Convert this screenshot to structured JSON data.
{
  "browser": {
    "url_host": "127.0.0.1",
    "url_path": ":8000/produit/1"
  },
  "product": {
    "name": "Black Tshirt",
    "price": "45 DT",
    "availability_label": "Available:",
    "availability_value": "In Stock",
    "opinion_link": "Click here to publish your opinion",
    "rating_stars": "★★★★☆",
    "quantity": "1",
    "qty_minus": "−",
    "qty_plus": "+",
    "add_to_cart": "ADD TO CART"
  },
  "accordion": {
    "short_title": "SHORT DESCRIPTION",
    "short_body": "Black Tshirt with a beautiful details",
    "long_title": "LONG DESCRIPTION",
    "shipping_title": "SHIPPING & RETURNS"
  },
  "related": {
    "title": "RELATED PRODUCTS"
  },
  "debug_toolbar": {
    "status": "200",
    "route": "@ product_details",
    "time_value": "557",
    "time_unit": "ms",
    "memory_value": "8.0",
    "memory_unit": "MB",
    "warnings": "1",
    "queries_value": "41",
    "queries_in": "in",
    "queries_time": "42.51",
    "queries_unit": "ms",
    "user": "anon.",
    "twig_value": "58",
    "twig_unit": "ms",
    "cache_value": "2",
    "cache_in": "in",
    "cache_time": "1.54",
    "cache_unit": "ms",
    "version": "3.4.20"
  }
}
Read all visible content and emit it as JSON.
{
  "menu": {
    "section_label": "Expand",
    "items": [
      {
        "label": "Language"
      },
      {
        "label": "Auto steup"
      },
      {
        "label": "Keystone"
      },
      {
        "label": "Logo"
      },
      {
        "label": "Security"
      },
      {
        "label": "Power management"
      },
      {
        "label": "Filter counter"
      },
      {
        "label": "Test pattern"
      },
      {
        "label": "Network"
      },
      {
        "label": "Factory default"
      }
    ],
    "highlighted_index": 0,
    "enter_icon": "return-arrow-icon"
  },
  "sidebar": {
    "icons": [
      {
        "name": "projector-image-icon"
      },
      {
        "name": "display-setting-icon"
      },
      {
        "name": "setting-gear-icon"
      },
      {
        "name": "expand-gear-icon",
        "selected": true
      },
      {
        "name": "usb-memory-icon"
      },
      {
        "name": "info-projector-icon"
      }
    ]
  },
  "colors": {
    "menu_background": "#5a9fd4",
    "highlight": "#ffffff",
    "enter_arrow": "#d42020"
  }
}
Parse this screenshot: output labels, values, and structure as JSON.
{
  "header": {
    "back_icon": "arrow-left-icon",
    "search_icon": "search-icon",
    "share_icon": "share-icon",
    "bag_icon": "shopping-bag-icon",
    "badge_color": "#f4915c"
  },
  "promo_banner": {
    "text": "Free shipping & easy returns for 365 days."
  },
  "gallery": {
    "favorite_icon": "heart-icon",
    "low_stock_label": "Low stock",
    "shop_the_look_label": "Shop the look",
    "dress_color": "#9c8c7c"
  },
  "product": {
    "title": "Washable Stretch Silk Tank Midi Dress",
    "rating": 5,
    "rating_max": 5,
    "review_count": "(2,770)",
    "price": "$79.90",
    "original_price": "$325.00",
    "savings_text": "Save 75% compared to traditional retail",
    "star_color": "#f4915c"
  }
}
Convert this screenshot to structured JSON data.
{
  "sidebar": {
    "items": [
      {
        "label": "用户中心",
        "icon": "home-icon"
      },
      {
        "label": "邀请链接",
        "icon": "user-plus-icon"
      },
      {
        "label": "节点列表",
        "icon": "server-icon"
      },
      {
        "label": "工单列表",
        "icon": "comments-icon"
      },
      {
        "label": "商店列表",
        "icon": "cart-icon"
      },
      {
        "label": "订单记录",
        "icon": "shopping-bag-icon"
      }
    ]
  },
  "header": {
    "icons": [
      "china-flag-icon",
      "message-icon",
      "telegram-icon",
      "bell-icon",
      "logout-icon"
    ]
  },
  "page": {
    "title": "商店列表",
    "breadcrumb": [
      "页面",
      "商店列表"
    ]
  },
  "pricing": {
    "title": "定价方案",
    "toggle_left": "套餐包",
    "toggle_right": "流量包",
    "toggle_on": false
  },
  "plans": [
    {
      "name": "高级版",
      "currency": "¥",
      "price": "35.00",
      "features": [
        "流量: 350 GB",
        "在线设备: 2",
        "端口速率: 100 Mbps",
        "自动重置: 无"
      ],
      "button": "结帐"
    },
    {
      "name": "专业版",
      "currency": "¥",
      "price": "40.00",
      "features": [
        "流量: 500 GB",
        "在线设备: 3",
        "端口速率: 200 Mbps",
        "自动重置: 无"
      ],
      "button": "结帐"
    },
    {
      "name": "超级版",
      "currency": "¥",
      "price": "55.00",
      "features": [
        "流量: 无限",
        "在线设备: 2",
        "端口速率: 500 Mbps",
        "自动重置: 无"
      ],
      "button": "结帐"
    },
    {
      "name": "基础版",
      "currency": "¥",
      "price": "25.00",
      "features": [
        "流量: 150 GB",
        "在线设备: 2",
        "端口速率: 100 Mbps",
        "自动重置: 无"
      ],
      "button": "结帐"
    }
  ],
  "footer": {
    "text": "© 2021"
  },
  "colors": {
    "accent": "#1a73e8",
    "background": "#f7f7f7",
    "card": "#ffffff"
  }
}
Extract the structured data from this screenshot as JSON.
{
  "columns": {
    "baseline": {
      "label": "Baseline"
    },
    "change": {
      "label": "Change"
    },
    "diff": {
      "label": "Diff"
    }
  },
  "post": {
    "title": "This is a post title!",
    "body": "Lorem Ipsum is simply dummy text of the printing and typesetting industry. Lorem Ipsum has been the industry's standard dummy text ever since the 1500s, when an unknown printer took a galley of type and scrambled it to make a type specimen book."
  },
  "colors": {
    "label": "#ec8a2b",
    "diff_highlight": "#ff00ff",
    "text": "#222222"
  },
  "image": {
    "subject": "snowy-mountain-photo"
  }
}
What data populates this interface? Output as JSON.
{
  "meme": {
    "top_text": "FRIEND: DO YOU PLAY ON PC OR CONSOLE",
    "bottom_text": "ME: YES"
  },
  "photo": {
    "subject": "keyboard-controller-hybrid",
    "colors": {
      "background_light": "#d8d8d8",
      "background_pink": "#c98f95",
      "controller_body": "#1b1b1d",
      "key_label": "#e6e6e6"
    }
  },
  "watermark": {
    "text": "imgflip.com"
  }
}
####################
» **INSTRUCTIONS TO FOLLOW**
Nothing may be left out: return each entry exactly as it reads.

» **RESULT OF THE EXERCISE**
Convert this screenshot to structured JSON data.
{
  "browser": {
    "url_host": "127.0.0.1",
    "url_path": ":8000/produit/1"
  },
  "product": {
    "name": "Black Tshirt",
    "price": "45 DT",
    "availability_label": "Available:",
    "availability_value": "In Stock",
    "opinion_link": "Click here to publish your opinion",
    "rating_stars": "★★★★☆",
    "quantity": "1",
    "qty_minus": "−",
    "qty_plus": "+",
    "add_to_cart": "ADD TO CART"
  },
  "accordion": {
    "short_title": "SHORT DESCRIPTION",
    "short_body": "Black Tshirt with a beautiful details",
    "long_title": "LONG DESCRIPTION",
    "shipping_title": "SHIPPING & RETURNS"
  },
  "related": {
    "title": "RELATED PRODUCTS"
  },
  "debug_toolbar": {
    "status": "200",
    "route": "@ product_details",
    "time_value": "557",
    "time_unit": "ms",
    "memory_value": "8.0",
    "memory_unit": "MB",
    "warnings": "1",
    "queries_value": "41",
    "queries_in": "in",
    "queries_time": "42.51",
    "queries_unit": "ms",
    "user": "anon.",
    "twig_value": "58",
    "twig_unit": "ms",
    "cache_value": "2",
    "cache_in": "in",
    "cache_time": "1.54",
    "cache_unit": "ms",
    "version": "3.4.20"
  }
}
Read all visible content and emit it as JSON.
{
  "menu": {
    "section_label": "Expand",
    "items": [
      {
        "label": "Language"
      },
      {
        "label": "Auto steup"
      },
      {
        "label": "Keystone"
      },
      {
        "label": "Logo"
      },
      {
        "label": "Security"
      },
      {
        "label": "Power management"
      },
      {
        "label": "Filter counter"
      },
      {
        "label": "Test pattern"
      },
      {
        "label": "Network"
      },
      {
        "label": "Factory default"
      }
    ],
    "highlighted_index": 0,
    "enter_icon": "return-arrow-icon"
  },
  "sidebar": {
    "icons": [
      {
        "name": "projector-image-icon"
      },
      {
        "name": "display-setting-icon"
      },
      {
        "name": "setting-gear-icon"
      },
      {
        "name": "expand-gear-icon",
        "selected": true
      },
      {
        "name": "usb-memory-icon"
      },
      {
        "name": "info-projector-icon"
      }
    ]
  },
  "colors": {
    "menu_background": "#5a9fd4",
    "highlight": "#ffffff",
    "enter_arrow": "#d42020"
  }
}
Parse this screenshot: output labels, values, and structure as JSON.
{
  "header": {
    "back_icon": "arrow-left-icon",
    "search_icon": "search-icon",
    "share_icon": "share-icon",
    "bag_icon": "shopping-bag-icon",
    "badge_color": "#f4915c"
  },
  "promo_banner": {
    "text": "Free shipping & easy returns for 365 days."
  },
  "gallery": {
    "favorite_icon": "heart-icon",
    "low_stock_label": "Low stock",
    "shop_the_look_label": "Shop the look",
    "dress_color": "#9c8c7c"
  },
  "product": {
    "title": "Washable Stretch Silk Tank Midi Dress",
    "rating": 5,
    "rating_max": 5,
    "review_count": "(2,770)",
    "price": "$79.90",
    "original_price": "$325.00",
    "savings_text": "Save 75% compared to traditional retail",
    "star_color": "#f4915c"
  }
}
Convert this screenshot to structured JSON data.
{
  "sidebar": {
    "items": [
      {
        "label": "用户中心",
        "icon": "home-icon"
      },
      {
        "label": "邀请链接",
        "icon": "user-plus-icon"
      },
      {
        "label": "节点列表",
        "icon": "server-icon"
      },
      {
        "label": "工单列表",
        "icon": "comments-icon"
      },
      {
        "label": "商店列表",
        "icon": "cart-icon"
      },
      {
        "label": "订单记录",
        "icon": "shopping-bag-icon"
      }
    ]
  },
  "header": {
    "icons": [
      "china-flag-icon",
      "message-icon",
      "telegram-icon",
      "bell-icon",
      "logout-icon"
    ]
  },
  "page": {
    "title": "商店列表",
    "breadcrumb": [
      "页面",
      "商店列表"
    ]
  },
  "pricing": {
    "title": "定价方案",
    "toggle_left": "套餐包",
    "toggle_right": "流量包",
    "toggle_on": false
  },
  "plans": [
    {
      "name": "高级版",
      "currency": "¥",
      "price": "35.00",
      "features": [
        "流量: 350 GB",
        "在线设备: 2",
        "端口速率: 100 Mbps",
        "自动重置: 无"
      ],
      "button": "结帐"
    },
    {
      "name": "专业版",
      "currency": "¥",
      "price": "40.00",
      "features": [
        "流量: 500 GB",
        "在线设备: 3",
        "端口速率: 200 Mbps",
        "自动重置: 无"
      ],
      "button": "结帐"
    },
    {
      "name": "超级版",
      "currency": "¥",
      "price": "55.00",
      "features": [
        "流量: 无限",
        "在线设备: 2",
        "端口速率: 500 Mbps",
        "自动重置: 无"
      ],
      "button": "结帐"
    },
    {
      "name": "基础版",
      "currency": "¥",
      "price": "25.00",
      "features": [
        "流量: 150 GB",
        "在线设备: 2",
        "端口速率: 100 Mbps",
        "自动重置: 无"
      ],
      "button": "结帐"
    }
  ],
  "footer": {
    "text": "© 2021"
  },
  "colors": {
    "accent": "#1a73e8",
    "background": "#f7f7f7",
    "card": "#ffffff"
  }
}
Extract the structured data from this screenshot as JSON.
{
  "columns": {
    "baseline": {
      "label": "Baseline"
    },
    "change": {
      "label": "Change"
    },
    "diff": {
      "label": "Diff"
    }
  },
  "post": {
    "title": "This is a post title!",
    "body": "Lorem Ipsum is simply dummy text of the printing and typesetting industry. Lorem Ipsum has been the industry's standard dummy text ever since the 1500s, when an unknown printer took a galley of type and scrambled it to make a type specimen book."
  },
  "colors": {
    "label": "#ec8a2b",
    "diff_highlight": "#ff00ff",
    "text": "#222222"
  },
  "image": {
    "subject": "snowy-mountain-photo"
  }
}
What data populates this interface? Output as JSON.
{
  "meme": {
    "top_text": "FRIEND: DO YOU PLAY ON PC OR CONSOLE",
    "bottom_text": "ME: YES"
  },
  "photo": {
    "subject": "keyboard-controller-hybrid",
    "colors": {
      "background_light": "#d8d8d8",
      "background_pink": "#c98f95",
      "controller_body": "#1b1b1d",
      "key_label": "#e6e6e6"
    }
  },
  "watermark": {
    "text": "imgflip.com"
  }
}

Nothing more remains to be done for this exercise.